# [Extracted material]
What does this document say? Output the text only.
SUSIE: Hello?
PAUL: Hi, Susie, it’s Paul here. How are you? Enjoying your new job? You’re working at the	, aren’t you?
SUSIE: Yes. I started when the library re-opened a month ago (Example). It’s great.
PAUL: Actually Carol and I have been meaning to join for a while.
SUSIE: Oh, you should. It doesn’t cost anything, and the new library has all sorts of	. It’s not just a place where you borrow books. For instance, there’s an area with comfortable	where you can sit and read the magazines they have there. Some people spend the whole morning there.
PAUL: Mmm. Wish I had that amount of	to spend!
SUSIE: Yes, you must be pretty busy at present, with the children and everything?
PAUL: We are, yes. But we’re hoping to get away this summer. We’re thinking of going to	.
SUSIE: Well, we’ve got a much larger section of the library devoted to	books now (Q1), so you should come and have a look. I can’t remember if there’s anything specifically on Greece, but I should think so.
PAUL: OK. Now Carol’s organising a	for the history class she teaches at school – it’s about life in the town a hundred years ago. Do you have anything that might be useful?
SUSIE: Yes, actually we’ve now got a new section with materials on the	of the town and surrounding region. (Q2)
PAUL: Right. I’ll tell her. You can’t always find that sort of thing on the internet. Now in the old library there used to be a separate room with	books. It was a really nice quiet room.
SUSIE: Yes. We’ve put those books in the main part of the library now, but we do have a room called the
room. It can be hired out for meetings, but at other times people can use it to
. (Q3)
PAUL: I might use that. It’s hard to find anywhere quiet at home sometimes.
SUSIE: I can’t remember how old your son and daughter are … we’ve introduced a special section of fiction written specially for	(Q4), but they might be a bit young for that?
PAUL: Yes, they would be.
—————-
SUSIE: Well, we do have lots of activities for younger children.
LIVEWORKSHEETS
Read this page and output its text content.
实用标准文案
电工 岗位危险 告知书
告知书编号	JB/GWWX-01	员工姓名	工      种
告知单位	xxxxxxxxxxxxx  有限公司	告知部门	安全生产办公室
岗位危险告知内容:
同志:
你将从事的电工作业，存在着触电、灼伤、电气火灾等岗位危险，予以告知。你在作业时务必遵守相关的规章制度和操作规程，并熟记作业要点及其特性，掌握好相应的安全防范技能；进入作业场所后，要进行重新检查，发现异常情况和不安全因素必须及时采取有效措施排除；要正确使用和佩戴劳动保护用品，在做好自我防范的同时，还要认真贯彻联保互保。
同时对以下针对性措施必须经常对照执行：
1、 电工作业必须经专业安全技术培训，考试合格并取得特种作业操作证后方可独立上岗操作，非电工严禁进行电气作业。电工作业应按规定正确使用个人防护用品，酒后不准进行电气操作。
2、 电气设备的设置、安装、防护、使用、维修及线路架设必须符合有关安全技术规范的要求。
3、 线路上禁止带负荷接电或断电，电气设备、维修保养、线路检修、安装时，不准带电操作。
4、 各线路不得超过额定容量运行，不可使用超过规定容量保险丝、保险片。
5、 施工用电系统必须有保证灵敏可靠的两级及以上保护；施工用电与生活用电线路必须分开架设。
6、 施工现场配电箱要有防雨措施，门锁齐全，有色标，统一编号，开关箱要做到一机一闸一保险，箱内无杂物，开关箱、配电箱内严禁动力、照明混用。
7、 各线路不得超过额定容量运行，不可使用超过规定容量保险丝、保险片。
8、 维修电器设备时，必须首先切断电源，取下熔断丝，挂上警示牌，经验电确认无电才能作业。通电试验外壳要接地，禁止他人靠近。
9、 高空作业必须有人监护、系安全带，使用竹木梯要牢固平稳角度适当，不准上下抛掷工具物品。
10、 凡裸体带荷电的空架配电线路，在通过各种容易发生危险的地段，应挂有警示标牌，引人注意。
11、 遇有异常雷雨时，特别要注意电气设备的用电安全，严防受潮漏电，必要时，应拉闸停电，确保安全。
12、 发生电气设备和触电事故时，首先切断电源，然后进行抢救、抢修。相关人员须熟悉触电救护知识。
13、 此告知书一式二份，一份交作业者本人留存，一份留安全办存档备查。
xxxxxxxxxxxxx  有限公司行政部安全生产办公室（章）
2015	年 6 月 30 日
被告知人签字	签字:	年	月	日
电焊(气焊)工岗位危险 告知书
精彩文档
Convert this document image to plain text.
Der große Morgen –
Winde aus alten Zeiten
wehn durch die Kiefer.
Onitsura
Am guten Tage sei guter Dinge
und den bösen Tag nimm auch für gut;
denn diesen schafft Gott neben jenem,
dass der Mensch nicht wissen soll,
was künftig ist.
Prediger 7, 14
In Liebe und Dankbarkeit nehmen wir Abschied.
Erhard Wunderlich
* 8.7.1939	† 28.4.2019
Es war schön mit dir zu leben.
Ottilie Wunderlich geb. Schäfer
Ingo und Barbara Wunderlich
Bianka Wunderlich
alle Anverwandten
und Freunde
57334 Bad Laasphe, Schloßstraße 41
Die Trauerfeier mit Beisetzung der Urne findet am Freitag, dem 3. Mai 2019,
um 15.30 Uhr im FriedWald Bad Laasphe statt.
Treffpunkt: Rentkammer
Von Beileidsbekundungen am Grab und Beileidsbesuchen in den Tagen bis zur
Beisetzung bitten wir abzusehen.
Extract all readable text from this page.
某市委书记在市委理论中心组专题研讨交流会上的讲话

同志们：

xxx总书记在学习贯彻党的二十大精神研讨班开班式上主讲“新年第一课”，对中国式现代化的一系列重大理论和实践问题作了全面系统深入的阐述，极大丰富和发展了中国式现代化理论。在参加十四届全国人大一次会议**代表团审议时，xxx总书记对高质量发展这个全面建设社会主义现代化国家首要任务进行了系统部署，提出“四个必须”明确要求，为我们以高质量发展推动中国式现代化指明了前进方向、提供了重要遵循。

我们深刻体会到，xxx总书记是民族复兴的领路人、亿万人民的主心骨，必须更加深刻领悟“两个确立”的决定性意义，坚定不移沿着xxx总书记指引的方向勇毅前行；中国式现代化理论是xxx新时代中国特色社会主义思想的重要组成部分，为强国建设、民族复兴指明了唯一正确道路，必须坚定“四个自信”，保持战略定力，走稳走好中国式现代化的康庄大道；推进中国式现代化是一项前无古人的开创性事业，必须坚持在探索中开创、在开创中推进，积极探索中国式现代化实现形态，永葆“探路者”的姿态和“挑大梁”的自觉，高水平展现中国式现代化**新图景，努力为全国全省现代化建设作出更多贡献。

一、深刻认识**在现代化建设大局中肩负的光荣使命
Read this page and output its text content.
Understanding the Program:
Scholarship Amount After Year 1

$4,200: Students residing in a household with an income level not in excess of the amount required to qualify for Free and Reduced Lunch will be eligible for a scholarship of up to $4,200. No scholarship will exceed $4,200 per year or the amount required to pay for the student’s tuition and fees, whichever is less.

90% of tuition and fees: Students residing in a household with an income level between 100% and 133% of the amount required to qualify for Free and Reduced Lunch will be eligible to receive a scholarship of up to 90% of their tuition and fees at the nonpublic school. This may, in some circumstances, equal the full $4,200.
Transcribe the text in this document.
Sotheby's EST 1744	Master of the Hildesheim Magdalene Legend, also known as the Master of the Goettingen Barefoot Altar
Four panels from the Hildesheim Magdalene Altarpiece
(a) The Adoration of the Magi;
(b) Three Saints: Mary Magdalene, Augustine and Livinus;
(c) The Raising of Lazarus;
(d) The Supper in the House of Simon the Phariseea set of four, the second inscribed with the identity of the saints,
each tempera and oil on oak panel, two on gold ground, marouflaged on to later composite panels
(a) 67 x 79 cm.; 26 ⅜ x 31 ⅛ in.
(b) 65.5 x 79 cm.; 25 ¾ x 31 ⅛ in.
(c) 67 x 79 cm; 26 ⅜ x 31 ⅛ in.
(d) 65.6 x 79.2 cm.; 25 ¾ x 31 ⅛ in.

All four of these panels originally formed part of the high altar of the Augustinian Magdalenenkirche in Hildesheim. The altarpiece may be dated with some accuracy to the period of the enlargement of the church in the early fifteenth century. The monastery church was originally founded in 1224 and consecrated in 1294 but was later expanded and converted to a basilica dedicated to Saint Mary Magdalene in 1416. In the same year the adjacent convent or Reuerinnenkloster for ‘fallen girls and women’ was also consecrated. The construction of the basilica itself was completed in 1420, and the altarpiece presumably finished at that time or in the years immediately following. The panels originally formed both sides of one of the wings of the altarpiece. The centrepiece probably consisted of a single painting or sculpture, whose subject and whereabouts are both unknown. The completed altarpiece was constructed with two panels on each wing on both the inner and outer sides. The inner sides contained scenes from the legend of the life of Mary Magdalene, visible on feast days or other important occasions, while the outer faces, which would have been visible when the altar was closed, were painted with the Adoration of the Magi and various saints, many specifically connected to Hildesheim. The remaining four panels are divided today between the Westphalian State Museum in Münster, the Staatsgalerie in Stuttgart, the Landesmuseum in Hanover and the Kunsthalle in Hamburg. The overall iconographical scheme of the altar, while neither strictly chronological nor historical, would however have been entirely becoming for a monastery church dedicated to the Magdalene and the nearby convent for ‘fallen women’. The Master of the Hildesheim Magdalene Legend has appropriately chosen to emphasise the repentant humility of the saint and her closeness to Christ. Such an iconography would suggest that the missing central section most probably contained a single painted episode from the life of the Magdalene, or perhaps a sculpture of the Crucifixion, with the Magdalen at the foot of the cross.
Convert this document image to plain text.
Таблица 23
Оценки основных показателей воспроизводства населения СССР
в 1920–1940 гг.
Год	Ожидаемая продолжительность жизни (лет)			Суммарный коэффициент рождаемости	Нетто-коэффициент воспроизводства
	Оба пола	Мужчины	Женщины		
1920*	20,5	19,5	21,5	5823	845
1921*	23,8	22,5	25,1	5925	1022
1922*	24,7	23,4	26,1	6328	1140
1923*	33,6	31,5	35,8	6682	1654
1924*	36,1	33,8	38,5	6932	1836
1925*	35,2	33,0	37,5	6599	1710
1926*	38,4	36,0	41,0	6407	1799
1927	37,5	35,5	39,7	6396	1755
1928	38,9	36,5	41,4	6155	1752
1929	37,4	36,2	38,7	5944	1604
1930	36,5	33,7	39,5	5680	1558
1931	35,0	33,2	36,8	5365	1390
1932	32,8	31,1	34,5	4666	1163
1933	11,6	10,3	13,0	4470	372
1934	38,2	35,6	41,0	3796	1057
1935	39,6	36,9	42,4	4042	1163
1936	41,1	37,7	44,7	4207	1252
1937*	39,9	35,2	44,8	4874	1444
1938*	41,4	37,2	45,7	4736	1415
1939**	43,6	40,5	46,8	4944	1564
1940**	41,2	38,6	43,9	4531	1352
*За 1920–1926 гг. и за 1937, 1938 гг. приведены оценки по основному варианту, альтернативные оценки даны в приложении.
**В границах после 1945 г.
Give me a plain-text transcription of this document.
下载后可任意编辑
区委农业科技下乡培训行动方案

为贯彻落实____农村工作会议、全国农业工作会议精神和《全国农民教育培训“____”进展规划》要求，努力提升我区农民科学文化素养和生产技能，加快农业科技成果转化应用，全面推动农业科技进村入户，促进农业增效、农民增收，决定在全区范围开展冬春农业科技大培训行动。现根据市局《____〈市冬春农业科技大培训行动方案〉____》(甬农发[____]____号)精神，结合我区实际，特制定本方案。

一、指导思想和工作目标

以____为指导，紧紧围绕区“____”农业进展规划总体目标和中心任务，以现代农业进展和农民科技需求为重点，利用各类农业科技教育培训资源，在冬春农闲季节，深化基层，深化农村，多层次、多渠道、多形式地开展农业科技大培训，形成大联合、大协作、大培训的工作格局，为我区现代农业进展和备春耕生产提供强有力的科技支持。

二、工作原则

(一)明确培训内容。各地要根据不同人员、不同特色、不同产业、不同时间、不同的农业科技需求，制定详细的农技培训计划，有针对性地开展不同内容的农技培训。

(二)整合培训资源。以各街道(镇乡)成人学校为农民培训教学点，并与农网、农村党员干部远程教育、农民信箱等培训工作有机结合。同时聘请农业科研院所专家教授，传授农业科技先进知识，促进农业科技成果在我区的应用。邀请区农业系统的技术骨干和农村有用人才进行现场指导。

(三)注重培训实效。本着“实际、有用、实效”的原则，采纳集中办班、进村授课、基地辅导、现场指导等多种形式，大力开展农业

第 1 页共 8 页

# [Short problem]
Using the listing, say how many lines include the word "spend", and add nothing else.

# [Reply]
2